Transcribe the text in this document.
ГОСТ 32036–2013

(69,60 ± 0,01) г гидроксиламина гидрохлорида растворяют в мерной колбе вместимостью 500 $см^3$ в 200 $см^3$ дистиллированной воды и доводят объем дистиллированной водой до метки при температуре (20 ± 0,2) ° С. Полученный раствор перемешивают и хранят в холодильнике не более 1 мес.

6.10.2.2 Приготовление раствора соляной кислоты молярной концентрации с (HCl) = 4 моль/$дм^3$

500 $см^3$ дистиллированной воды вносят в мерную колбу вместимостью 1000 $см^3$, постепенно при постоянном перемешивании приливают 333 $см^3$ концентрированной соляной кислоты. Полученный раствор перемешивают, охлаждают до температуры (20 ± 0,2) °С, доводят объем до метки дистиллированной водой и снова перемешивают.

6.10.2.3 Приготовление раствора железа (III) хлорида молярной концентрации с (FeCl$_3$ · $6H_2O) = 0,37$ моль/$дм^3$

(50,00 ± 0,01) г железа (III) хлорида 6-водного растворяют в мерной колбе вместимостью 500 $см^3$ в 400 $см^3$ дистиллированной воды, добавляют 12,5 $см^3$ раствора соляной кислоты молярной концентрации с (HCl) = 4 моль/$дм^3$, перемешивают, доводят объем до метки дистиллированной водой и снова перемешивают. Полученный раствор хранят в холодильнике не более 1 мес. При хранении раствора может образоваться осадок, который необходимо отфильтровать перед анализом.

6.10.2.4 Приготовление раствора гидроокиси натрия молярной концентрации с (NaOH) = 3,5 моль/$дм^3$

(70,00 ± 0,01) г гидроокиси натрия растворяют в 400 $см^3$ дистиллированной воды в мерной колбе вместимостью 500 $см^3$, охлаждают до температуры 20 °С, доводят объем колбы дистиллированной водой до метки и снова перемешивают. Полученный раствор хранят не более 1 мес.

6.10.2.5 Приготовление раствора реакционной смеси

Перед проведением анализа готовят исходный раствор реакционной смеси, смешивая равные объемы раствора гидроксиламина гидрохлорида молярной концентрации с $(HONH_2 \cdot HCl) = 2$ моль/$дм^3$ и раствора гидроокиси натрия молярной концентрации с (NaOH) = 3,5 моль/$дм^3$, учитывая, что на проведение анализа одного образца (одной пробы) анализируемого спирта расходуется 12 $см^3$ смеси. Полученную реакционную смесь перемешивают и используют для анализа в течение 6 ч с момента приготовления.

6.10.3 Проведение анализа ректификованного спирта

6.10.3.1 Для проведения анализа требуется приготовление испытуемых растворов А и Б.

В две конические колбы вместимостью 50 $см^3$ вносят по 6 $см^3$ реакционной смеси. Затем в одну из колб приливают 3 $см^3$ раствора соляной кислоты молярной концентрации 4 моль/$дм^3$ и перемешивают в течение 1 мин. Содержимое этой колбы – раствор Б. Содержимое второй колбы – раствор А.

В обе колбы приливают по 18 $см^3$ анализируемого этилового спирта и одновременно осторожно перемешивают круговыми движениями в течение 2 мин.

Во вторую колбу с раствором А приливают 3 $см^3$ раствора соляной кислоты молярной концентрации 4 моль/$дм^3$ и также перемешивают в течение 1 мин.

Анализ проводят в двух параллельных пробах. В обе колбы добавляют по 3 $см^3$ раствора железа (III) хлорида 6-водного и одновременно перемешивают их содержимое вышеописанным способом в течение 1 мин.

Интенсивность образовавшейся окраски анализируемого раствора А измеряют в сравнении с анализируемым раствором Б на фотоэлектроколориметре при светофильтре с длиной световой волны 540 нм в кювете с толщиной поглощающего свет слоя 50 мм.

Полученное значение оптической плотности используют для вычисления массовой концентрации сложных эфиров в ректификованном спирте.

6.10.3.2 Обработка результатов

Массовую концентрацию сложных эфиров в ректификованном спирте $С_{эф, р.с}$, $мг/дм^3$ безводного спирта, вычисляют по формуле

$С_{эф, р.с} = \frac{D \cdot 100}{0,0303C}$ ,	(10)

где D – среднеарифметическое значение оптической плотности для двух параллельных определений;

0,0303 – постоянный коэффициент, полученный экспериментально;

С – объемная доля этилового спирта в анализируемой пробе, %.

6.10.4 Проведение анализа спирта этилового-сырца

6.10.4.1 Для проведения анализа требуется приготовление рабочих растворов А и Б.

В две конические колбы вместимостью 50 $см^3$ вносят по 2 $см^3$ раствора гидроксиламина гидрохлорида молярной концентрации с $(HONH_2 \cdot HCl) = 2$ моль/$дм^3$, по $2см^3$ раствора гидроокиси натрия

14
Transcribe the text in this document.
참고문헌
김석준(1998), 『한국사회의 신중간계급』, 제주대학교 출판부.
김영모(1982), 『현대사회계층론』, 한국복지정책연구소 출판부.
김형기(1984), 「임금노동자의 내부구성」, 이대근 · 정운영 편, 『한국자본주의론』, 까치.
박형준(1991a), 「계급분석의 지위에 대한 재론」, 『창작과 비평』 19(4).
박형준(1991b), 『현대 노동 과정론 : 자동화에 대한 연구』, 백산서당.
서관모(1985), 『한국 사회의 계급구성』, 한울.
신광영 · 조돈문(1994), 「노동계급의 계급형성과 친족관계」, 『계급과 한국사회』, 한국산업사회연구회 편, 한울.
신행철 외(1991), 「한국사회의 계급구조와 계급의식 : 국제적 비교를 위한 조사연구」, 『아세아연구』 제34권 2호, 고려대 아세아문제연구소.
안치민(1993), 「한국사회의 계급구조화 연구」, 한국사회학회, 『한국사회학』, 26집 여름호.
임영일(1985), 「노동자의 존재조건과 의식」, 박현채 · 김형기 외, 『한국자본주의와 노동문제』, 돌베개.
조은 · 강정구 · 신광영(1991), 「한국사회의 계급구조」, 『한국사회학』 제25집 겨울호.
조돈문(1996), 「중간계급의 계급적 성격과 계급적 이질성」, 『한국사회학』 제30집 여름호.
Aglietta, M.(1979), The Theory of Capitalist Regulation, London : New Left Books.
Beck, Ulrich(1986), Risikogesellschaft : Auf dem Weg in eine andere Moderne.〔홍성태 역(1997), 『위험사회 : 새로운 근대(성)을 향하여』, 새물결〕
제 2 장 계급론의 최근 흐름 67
——————————
From the entries above, copy every line where the word "двух" shows up.

#### The solution
Анализ проводят в двух параллельных пробах. В обе колбы добавляют по 3 $см^3$ раствора железа (III) хлорида 6-водного и одновременно перемешивают их содержимое вышеописанным способом в течение 1 мин.
где D – среднеарифметическое значение оптической плотности для двух параллельных определений;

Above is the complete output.